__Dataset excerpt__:
================================

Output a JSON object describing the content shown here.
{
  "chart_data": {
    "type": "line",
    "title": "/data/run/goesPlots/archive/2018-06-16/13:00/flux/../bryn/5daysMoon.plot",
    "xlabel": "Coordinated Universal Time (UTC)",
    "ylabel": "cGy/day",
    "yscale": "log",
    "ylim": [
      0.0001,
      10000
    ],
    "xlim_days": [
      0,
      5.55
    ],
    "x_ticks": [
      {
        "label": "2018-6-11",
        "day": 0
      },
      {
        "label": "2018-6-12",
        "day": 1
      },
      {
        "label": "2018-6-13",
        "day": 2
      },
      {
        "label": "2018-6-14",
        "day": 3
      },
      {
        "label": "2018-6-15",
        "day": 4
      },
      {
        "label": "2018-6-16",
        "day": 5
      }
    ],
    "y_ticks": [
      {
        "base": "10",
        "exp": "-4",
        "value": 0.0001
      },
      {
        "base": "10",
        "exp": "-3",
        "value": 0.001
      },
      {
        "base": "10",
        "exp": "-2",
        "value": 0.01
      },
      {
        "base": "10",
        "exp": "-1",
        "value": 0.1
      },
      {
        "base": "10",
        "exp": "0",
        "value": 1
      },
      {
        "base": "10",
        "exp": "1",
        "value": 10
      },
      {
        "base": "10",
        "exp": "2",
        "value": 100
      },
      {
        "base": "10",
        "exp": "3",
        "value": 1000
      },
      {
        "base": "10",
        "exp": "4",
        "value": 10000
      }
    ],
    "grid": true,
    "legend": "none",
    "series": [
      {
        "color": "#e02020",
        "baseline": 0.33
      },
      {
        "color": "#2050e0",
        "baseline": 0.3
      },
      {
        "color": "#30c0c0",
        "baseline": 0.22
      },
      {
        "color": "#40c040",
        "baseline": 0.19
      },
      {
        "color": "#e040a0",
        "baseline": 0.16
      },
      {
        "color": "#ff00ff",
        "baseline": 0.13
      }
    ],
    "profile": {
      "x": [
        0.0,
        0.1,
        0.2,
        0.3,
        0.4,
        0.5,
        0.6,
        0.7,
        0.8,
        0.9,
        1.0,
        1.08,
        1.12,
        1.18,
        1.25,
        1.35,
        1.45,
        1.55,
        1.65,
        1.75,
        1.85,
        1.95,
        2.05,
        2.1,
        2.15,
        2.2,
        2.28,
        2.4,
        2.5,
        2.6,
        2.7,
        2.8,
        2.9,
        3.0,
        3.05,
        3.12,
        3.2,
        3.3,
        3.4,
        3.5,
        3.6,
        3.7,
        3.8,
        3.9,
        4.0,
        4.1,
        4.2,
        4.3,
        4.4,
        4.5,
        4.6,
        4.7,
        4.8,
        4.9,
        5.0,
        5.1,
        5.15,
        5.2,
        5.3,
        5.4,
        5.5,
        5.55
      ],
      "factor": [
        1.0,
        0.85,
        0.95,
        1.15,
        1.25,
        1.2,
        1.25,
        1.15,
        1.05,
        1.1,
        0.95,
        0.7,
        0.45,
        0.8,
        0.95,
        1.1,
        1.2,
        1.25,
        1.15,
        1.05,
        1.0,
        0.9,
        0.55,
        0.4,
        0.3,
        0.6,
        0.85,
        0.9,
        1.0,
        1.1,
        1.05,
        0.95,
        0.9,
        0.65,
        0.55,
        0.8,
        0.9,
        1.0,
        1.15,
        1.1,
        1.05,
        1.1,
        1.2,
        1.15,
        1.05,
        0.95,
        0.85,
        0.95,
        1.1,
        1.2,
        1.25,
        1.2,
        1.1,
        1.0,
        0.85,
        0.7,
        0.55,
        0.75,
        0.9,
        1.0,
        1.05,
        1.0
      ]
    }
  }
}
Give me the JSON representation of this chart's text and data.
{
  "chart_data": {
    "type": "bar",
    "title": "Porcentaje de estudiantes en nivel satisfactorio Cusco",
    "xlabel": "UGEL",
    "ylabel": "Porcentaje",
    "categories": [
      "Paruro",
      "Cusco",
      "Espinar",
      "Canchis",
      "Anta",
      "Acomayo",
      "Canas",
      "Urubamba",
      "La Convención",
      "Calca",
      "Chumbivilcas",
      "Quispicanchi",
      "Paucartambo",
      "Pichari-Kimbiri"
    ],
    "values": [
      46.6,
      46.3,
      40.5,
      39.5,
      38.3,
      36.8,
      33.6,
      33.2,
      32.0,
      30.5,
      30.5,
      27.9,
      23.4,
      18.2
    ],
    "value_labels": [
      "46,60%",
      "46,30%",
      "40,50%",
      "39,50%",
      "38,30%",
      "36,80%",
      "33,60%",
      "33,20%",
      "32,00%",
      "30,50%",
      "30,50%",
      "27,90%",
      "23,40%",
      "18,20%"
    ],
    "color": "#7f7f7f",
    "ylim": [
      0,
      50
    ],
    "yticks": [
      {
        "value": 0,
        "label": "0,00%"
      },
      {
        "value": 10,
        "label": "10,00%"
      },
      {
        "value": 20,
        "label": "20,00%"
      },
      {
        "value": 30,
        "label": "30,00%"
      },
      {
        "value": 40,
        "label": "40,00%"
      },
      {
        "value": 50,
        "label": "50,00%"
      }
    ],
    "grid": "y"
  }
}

================================

__EXERCISE PROMPT__:
Report how many lines in the records hold the word "Cusco", giving the number and nothing else.

__THE COMPLETED TASK__:
2